> **Short problem**
Wherever "PumpSwap" appears in a line, list that line.
━━━ Provided records
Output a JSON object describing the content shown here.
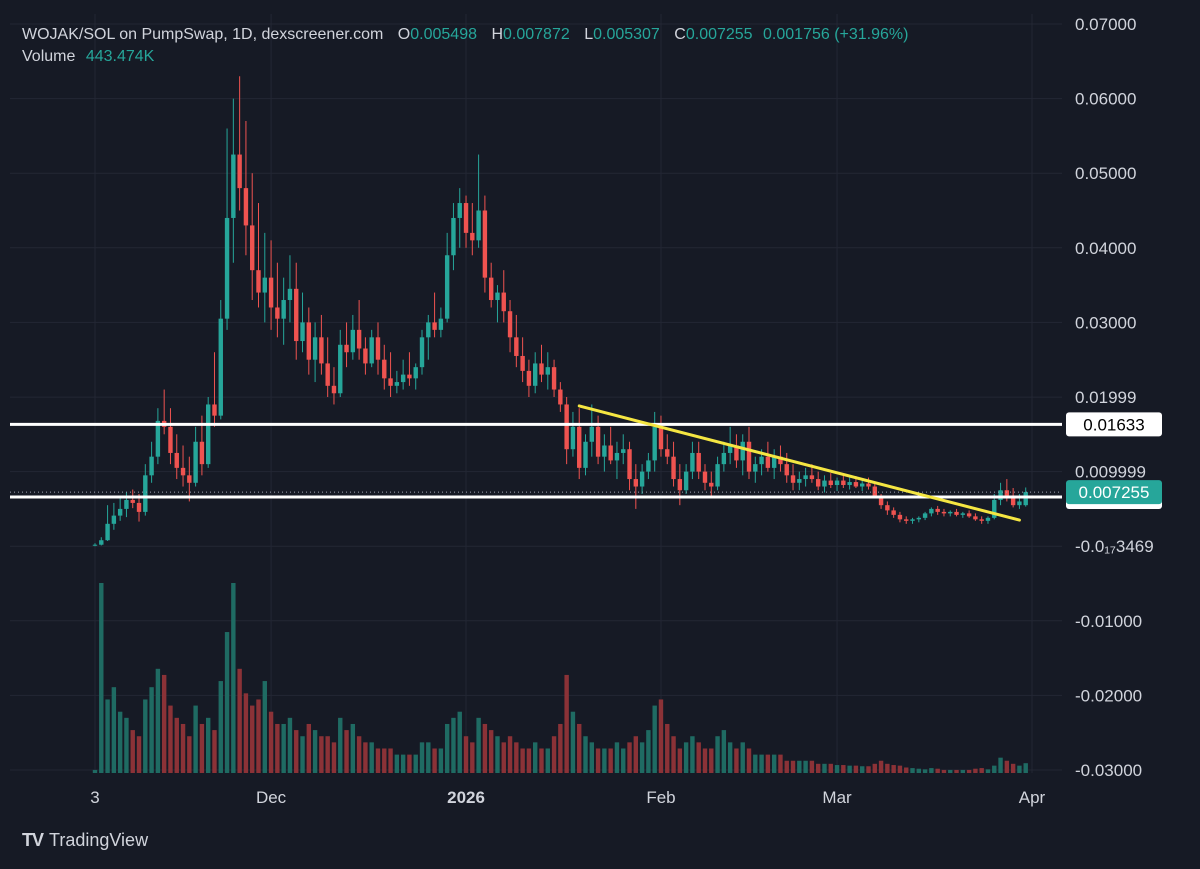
{
  "legend": {
    "symbol": "WOJAK/SOL on PumpSwap, 1D, dexscreener.com",
    "open_label": "O",
    "open": "0.005498",
    "high_label": "H",
    "high": "0.007872",
    "low_label": "L",
    "low": "0.005307",
    "close_label": "C",
    "close": "0.007255",
    "change": "0.001756 (+31.96%)",
    "volume_label": "Volume",
    "volume": "443.474K"
  },
  "brand": {
    "name": "TradingView",
    "logo": "TV"
  },
  "colors": {
    "background": "#161a25",
    "grid": "#232734",
    "up": "#26a69a",
    "down": "#ef5350",
    "up_volume": "#1f6b63",
    "down_volume": "#8b3237",
    "level_line": "#ffffff",
    "trend_line": "#f5e642",
    "text": "#d1d4dc"
  },
  "chart_data": {
    "type": "candlestick",
    "title": "WOJAK/SOL on PumpSwap, 1D, dexscreener.com",
    "y_axis": {
      "ylim": [
        -0.03,
        0.07
      ],
      "ticks": [
        {
          "v": 0.07,
          "label": "0.07000"
        },
        {
          "v": 0.06,
          "label": "0.06000"
        },
        {
          "v": 0.05,
          "label": "0.05000"
        },
        {
          "v": 0.04,
          "label": "0.04000"
        },
        {
          "v": 0.03,
          "label": "0.03000"
        },
        {
          "v": 0.01999,
          "label": "0.01999"
        },
        {
          "v": 0.009999,
          "label": "0.009999"
        },
        {
          "v": -3e-06,
          "label": "-0.0₁₇3469"
        },
        {
          "v": -0.01,
          "label": "-0.01000"
        },
        {
          "v": -0.02,
          "label": "-0.02000"
        },
        {
          "v": -0.03,
          "label": "-0.03000"
        }
      ]
    },
    "x_axis": {
      "ticks": [
        {
          "date": "2025-11-03",
          "label": "3",
          "bold": false
        },
        {
          "date": "2025-12-01",
          "label": "Dec",
          "bold": false
        },
        {
          "date": "2026-01-01",
          "label": "2026",
          "bold": true
        },
        {
          "date": "2026-02-01",
          "label": "Feb",
          "bold": false
        },
        {
          "date": "2026-03-01",
          "label": "Mar",
          "bold": false
        },
        {
          "date": "2026-04-01",
          "label": "Apr",
          "bold": false
        }
      ]
    },
    "grid": true,
    "horizontal_levels": [
      {
        "value": 0.01633,
        "label": "0.01633"
      },
      {
        "value": 0.00659,
        "label": "0.006590"
      }
    ],
    "last_price": {
      "value": 0.007255,
      "label": "0.007255"
    },
    "trendline": {
      "start": {
        "date": "2026-01-19",
        "value": 0.0188
      },
      "end": {
        "date": "2026-03-30",
        "value": 0.0035
      }
    },
    "candles_ohlc": [
      [
        "2025-11-03",
        0.0001,
        0.0004,
        0.0,
        0.0002,
        0.5
      ],
      [
        "2025-11-04",
        0.0002,
        0.0012,
        0.0001,
        0.0008,
        31
      ],
      [
        "2025-11-05",
        0.0008,
        0.0055,
        0.0007,
        0.003,
        12
      ],
      [
        "2025-11-06",
        0.003,
        0.0058,
        0.0022,
        0.0041,
        14
      ],
      [
        "2025-11-07",
        0.0041,
        0.0065,
        0.0034,
        0.005,
        10
      ],
      [
        "2025-11-08",
        0.005,
        0.0072,
        0.0039,
        0.0062,
        9
      ],
      [
        "2025-11-09",
        0.0062,
        0.0076,
        0.0051,
        0.0058,
        7
      ],
      [
        "2025-11-10",
        0.0058,
        0.007,
        0.0033,
        0.0046,
        6
      ],
      [
        "2025-11-11",
        0.0046,
        0.011,
        0.0041,
        0.0095,
        12
      ],
      [
        "2025-11-12",
        0.0095,
        0.014,
        0.0085,
        0.012,
        14
      ],
      [
        "2025-11-13",
        0.012,
        0.0185,
        0.011,
        0.0168,
        17
      ],
      [
        "2025-11-14",
        0.0168,
        0.021,
        0.015,
        0.016,
        16
      ],
      [
        "2025-11-15",
        0.016,
        0.0185,
        0.011,
        0.0125,
        11
      ],
      [
        "2025-11-16",
        0.0125,
        0.015,
        0.009,
        0.0105,
        9
      ],
      [
        "2025-11-17",
        0.0105,
        0.0135,
        0.008,
        0.0095,
        8
      ],
      [
        "2025-11-18",
        0.0095,
        0.012,
        0.006,
        0.0085,
        6
      ],
      [
        "2025-11-19",
        0.0085,
        0.016,
        0.008,
        0.014,
        11
      ],
      [
        "2025-11-20",
        0.014,
        0.0175,
        0.0095,
        0.011,
        8
      ],
      [
        "2025-11-21",
        0.011,
        0.02,
        0.0105,
        0.019,
        9
      ],
      [
        "2025-11-22",
        0.019,
        0.026,
        0.016,
        0.0175,
        7
      ],
      [
        "2025-11-23",
        0.0175,
        0.033,
        0.017,
        0.0305,
        15
      ],
      [
        "2025-11-24",
        0.0305,
        0.056,
        0.029,
        0.044,
        23
      ],
      [
        "2025-11-25",
        0.044,
        0.06,
        0.038,
        0.0525,
        31
      ],
      [
        "2025-11-26",
        0.0525,
        0.063,
        0.045,
        0.048,
        17
      ],
      [
        "2025-11-27",
        0.048,
        0.057,
        0.039,
        0.043,
        13
      ],
      [
        "2025-11-28",
        0.043,
        0.05,
        0.033,
        0.037,
        11
      ],
      [
        "2025-11-29",
        0.037,
        0.046,
        0.032,
        0.034,
        12
      ],
      [
        "2025-11-30",
        0.034,
        0.042,
        0.03,
        0.036,
        15
      ],
      [
        "2025-12-01",
        0.036,
        0.041,
        0.029,
        0.032,
        10
      ],
      [
        "2025-12-02",
        0.032,
        0.038,
        0.028,
        0.0305,
        8
      ],
      [
        "2025-12-03",
        0.0305,
        0.036,
        0.027,
        0.033,
        8
      ],
      [
        "2025-12-04",
        0.033,
        0.039,
        0.03,
        0.0345,
        9
      ],
      [
        "2025-12-05",
        0.0345,
        0.038,
        0.025,
        0.0275,
        7
      ],
      [
        "2025-12-06",
        0.0275,
        0.034,
        0.026,
        0.03,
        6
      ],
      [
        "2025-12-07",
        0.03,
        0.032,
        0.023,
        0.025,
        8
      ],
      [
        "2025-12-08",
        0.025,
        0.03,
        0.022,
        0.028,
        7
      ],
      [
        "2025-12-09",
        0.028,
        0.031,
        0.023,
        0.0245,
        6
      ],
      [
        "2025-12-10",
        0.0245,
        0.028,
        0.02,
        0.0215,
        6
      ],
      [
        "2025-12-11",
        0.0215,
        0.024,
        0.019,
        0.0205,
        5
      ],
      [
        "2025-12-12",
        0.0205,
        0.029,
        0.02,
        0.027,
        9
      ],
      [
        "2025-12-13",
        0.027,
        0.03,
        0.024,
        0.026,
        7
      ],
      [
        "2025-12-14",
        0.026,
        0.031,
        0.025,
        0.029,
        8
      ],
      [
        "2025-12-15",
        0.029,
        0.033,
        0.025,
        0.0265,
        6
      ],
      [
        "2025-12-16",
        0.0265,
        0.028,
        0.023,
        0.0245,
        5
      ],
      [
        "2025-12-17",
        0.0245,
        0.029,
        0.024,
        0.028,
        5
      ],
      [
        "2025-12-18",
        0.028,
        0.03,
        0.023,
        0.025,
        4
      ],
      [
        "2025-12-19",
        0.025,
        0.027,
        0.021,
        0.0225,
        4
      ],
      [
        "2025-12-20",
        0.0225,
        0.026,
        0.02,
        0.0215,
        4
      ],
      [
        "2025-12-21",
        0.0215,
        0.0235,
        0.0205,
        0.022,
        3
      ],
      [
        "2025-12-22",
        0.022,
        0.025,
        0.021,
        0.023,
        3
      ],
      [
        "2025-12-23",
        0.023,
        0.026,
        0.0215,
        0.0225,
        3
      ],
      [
        "2025-12-24",
        0.0225,
        0.0245,
        0.021,
        0.024,
        3
      ],
      [
        "2025-12-25",
        0.024,
        0.029,
        0.023,
        0.028,
        5
      ],
      [
        "2025-12-26",
        0.028,
        0.031,
        0.025,
        0.03,
        5
      ],
      [
        "2025-12-27",
        0.03,
        0.034,
        0.028,
        0.029,
        4
      ],
      [
        "2025-12-28",
        0.029,
        0.032,
        0.028,
        0.0305,
        4
      ],
      [
        "2025-12-29",
        0.0305,
        0.042,
        0.03,
        0.039,
        8
      ],
      [
        "2025-12-30",
        0.039,
        0.046,
        0.037,
        0.044,
        9
      ],
      [
        "2025-12-31",
        0.044,
        0.048,
        0.04,
        0.046,
        10
      ],
      [
        "2026-01-01",
        0.046,
        0.047,
        0.04,
        0.042,
        6
      ],
      [
        "2026-01-02",
        0.042,
        0.046,
        0.039,
        0.041,
        5
      ],
      [
        "2026-01-03",
        0.041,
        0.0525,
        0.04,
        0.045,
        9
      ],
      [
        "2026-01-04",
        0.045,
        0.047,
        0.034,
        0.036,
        8
      ],
      [
        "2026-01-05",
        0.036,
        0.038,
        0.032,
        0.033,
        7
      ],
      [
        "2026-01-06",
        0.033,
        0.035,
        0.03,
        0.034,
        6
      ],
      [
        "2026-01-07",
        0.034,
        0.037,
        0.03,
        0.0315,
        5
      ],
      [
        "2026-01-08",
        0.0315,
        0.033,
        0.026,
        0.028,
        6
      ],
      [
        "2026-01-09",
        0.028,
        0.031,
        0.024,
        0.0255,
        5
      ],
      [
        "2026-01-10",
        0.0255,
        0.028,
        0.022,
        0.0235,
        4
      ],
      [
        "2026-01-11",
        0.0235,
        0.025,
        0.02,
        0.0215,
        4
      ],
      [
        "2026-01-12",
        0.0215,
        0.026,
        0.0205,
        0.0245,
        5
      ],
      [
        "2026-01-13",
        0.0245,
        0.027,
        0.022,
        0.023,
        4
      ],
      [
        "2026-01-14",
        0.023,
        0.026,
        0.021,
        0.024,
        4
      ],
      [
        "2026-01-15",
        0.024,
        0.025,
        0.02,
        0.021,
        6
      ],
      [
        "2026-01-16",
        0.021,
        0.022,
        0.018,
        0.019,
        8
      ],
      [
        "2026-01-17",
        0.019,
        0.02,
        0.011,
        0.013,
        16
      ],
      [
        "2026-01-18",
        0.013,
        0.018,
        0.012,
        0.016,
        10
      ],
      [
        "2026-01-19",
        0.016,
        0.0185,
        0.009,
        0.0105,
        8
      ],
      [
        "2026-01-20",
        0.0105,
        0.015,
        0.0095,
        0.014,
        6
      ],
      [
        "2026-01-21",
        0.014,
        0.019,
        0.012,
        0.016,
        5
      ],
      [
        "2026-01-22",
        0.016,
        0.0175,
        0.011,
        0.012,
        4
      ],
      [
        "2026-01-23",
        0.012,
        0.015,
        0.01,
        0.0135,
        4
      ],
      [
        "2026-01-24",
        0.0135,
        0.016,
        0.011,
        0.0115,
        4
      ],
      [
        "2026-01-25",
        0.0115,
        0.014,
        0.009,
        0.0125,
        5
      ],
      [
        "2026-01-26",
        0.0125,
        0.015,
        0.011,
        0.013,
        4
      ],
      [
        "2026-01-27",
        0.013,
        0.014,
        0.0075,
        0.009,
        5
      ],
      [
        "2026-01-28",
        0.009,
        0.011,
        0.005,
        0.008,
        6
      ],
      [
        "2026-01-29",
        0.008,
        0.011,
        0.007,
        0.01,
        5
      ],
      [
        "2026-01-30",
        0.01,
        0.0125,
        0.009,
        0.0115,
        7
      ],
      [
        "2026-01-31",
        0.0115,
        0.018,
        0.01,
        0.016,
        11
      ],
      [
        "2026-02-01",
        0.016,
        0.0175,
        0.012,
        0.013,
        12
      ],
      [
        "2026-02-02",
        0.013,
        0.015,
        0.011,
        0.012,
        8
      ],
      [
        "2026-02-03",
        0.012,
        0.014,
        0.008,
        0.009,
        6
      ],
      [
        "2026-02-04",
        0.009,
        0.011,
        0.0055,
        0.0075,
        4
      ],
      [
        "2026-02-05",
        0.0075,
        0.011,
        0.007,
        0.01,
        5
      ],
      [
        "2026-02-06",
        0.01,
        0.014,
        0.009,
        0.0125,
        6
      ],
      [
        "2026-02-07",
        0.0125,
        0.014,
        0.009,
        0.01,
        5
      ],
      [
        "2026-02-08",
        0.01,
        0.011,
        0.0075,
        0.0085,
        4
      ],
      [
        "2026-02-09",
        0.0085,
        0.01,
        0.0065,
        0.008,
        4
      ],
      [
        "2026-02-10",
        0.008,
        0.012,
        0.0075,
        0.011,
        6
      ],
      [
        "2026-02-11",
        0.011,
        0.014,
        0.01,
        0.0125,
        7
      ],
      [
        "2026-02-12",
        0.0125,
        0.016,
        0.011,
        0.0135,
        5
      ],
      [
        "2026-02-13",
        0.0135,
        0.015,
        0.0105,
        0.0115,
        4
      ],
      [
        "2026-02-14",
        0.0115,
        0.015,
        0.0095,
        0.014,
        5
      ],
      [
        "2026-02-15",
        0.014,
        0.016,
        0.009,
        0.01,
        4
      ],
      [
        "2026-02-16",
        0.01,
        0.012,
        0.0085,
        0.011,
        3
      ],
      [
        "2026-02-17",
        0.011,
        0.013,
        0.0095,
        0.012,
        3
      ],
      [
        "2026-02-18",
        0.012,
        0.014,
        0.01,
        0.0105,
        3
      ],
      [
        "2026-02-19",
        0.0105,
        0.013,
        0.009,
        0.012,
        3
      ],
      [
        "2026-02-20",
        0.012,
        0.0135,
        0.01,
        0.011,
        3
      ],
      [
        "2026-02-21",
        0.011,
        0.0125,
        0.0085,
        0.0095,
        2
      ],
      [
        "2026-02-22",
        0.0095,
        0.011,
        0.0075,
        0.0085,
        2
      ],
      [
        "2026-02-23",
        0.0085,
        0.01,
        0.0075,
        0.009,
        2
      ],
      [
        "2026-02-24",
        0.009,
        0.0105,
        0.008,
        0.0095,
        2
      ],
      [
        "2026-02-25",
        0.0095,
        0.011,
        0.0085,
        0.009,
        2
      ],
      [
        "2026-02-26",
        0.009,
        0.01,
        0.0075,
        0.008,
        1.5
      ],
      [
        "2026-02-27",
        0.008,
        0.0095,
        0.0072,
        0.0088,
        1.5
      ],
      [
        "2026-02-28",
        0.0088,
        0.0098,
        0.0078,
        0.0082,
        1.5
      ],
      [
        "2026-03-01",
        0.0082,
        0.0092,
        0.0074,
        0.0088,
        1.3
      ],
      [
        "2026-03-02",
        0.0088,
        0.0096,
        0.0078,
        0.0082,
        1.3
      ],
      [
        "2026-03-03",
        0.0082,
        0.0092,
        0.0076,
        0.0086,
        1.2
      ],
      [
        "2026-03-04",
        0.0086,
        0.0094,
        0.0078,
        0.008,
        1.2
      ],
      [
        "2026-03-05",
        0.008,
        0.009,
        0.0074,
        0.0084,
        1.1
      ],
      [
        "2026-03-06",
        0.0084,
        0.0092,
        0.0076,
        0.008,
        1.1
      ],
      [
        "2026-03-07",
        0.008,
        0.0084,
        0.0065,
        0.0068,
        1.5
      ],
      [
        "2026-03-08",
        0.0068,
        0.007,
        0.005,
        0.0055,
        2
      ],
      [
        "2026-03-09",
        0.0055,
        0.006,
        0.0042,
        0.0048,
        1.5
      ],
      [
        "2026-03-10",
        0.0048,
        0.0052,
        0.0038,
        0.0042,
        1.3
      ],
      [
        "2026-03-11",
        0.0042,
        0.0046,
        0.0032,
        0.0036,
        1.2
      ],
      [
        "2026-03-12",
        0.0036,
        0.004,
        0.003,
        0.0034,
        0.9
      ],
      [
        "2026-03-13",
        0.0034,
        0.0038,
        0.003,
        0.0036,
        0.8
      ],
      [
        "2026-03-14",
        0.0036,
        0.004,
        0.0032,
        0.0038,
        0.7
      ],
      [
        "2026-03-15",
        0.0038,
        0.0046,
        0.0035,
        0.0044,
        0.6
      ],
      [
        "2026-03-16",
        0.0044,
        0.0052,
        0.004,
        0.005,
        0.8
      ],
      [
        "2026-03-17",
        0.005,
        0.0054,
        0.0042,
        0.0046,
        0.7
      ],
      [
        "2026-03-18",
        0.0046,
        0.005,
        0.004,
        0.0044,
        0.5
      ],
      [
        "2026-03-19",
        0.0044,
        0.0048,
        0.004,
        0.0046,
        0.5
      ],
      [
        "2026-03-20",
        0.0046,
        0.005,
        0.004,
        0.0042,
        0.5
      ],
      [
        "2026-03-21",
        0.0042,
        0.0046,
        0.0038,
        0.0044,
        0.5
      ],
      [
        "2026-03-22",
        0.0044,
        0.0048,
        0.0038,
        0.004,
        0.5
      ],
      [
        "2026-03-23",
        0.004,
        0.0044,
        0.0034,
        0.0036,
        0.7
      ],
      [
        "2026-03-24",
        0.0036,
        0.004,
        0.003,
        0.0034,
        0.8
      ],
      [
        "2026-03-25",
        0.0034,
        0.004,
        0.003,
        0.0038,
        0.6
      ],
      [
        "2026-03-26",
        0.0038,
        0.007,
        0.0036,
        0.0062,
        1.2
      ],
      [
        "2026-03-27",
        0.0062,
        0.0085,
        0.0055,
        0.0075,
        2.5
      ],
      [
        "2026-03-28",
        0.0075,
        0.009,
        0.006,
        0.0068,
        2.0
      ],
      [
        "2026-03-29",
        0.0068,
        0.0078,
        0.0052,
        0.0055,
        1.5
      ],
      [
        "2026-03-30",
        0.0055,
        0.007,
        0.005,
        0.006,
        1.2
      ],
      [
        "2026-03-31",
        0.005498,
        0.007872,
        0.005307,
        0.007255,
        1.6
      ]
    ],
    "ohlc_columns": [
      "date",
      "open",
      "high",
      "low",
      "close",
      "volume_relative"
    ]
  }
}
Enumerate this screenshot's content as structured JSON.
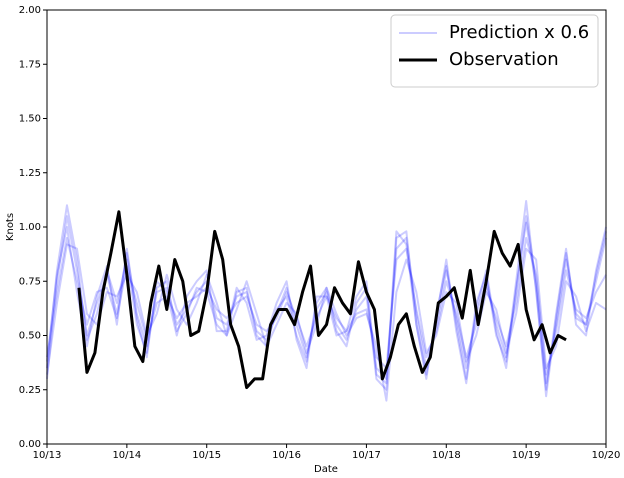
━━━━━━
> **Solution below**
    "symbol": "WOJAK/SOL on PumpSwap, 1D, dexscreener.com",
    "title": "WOJAK/SOL on PumpSwap, 1D, dexscreener.com",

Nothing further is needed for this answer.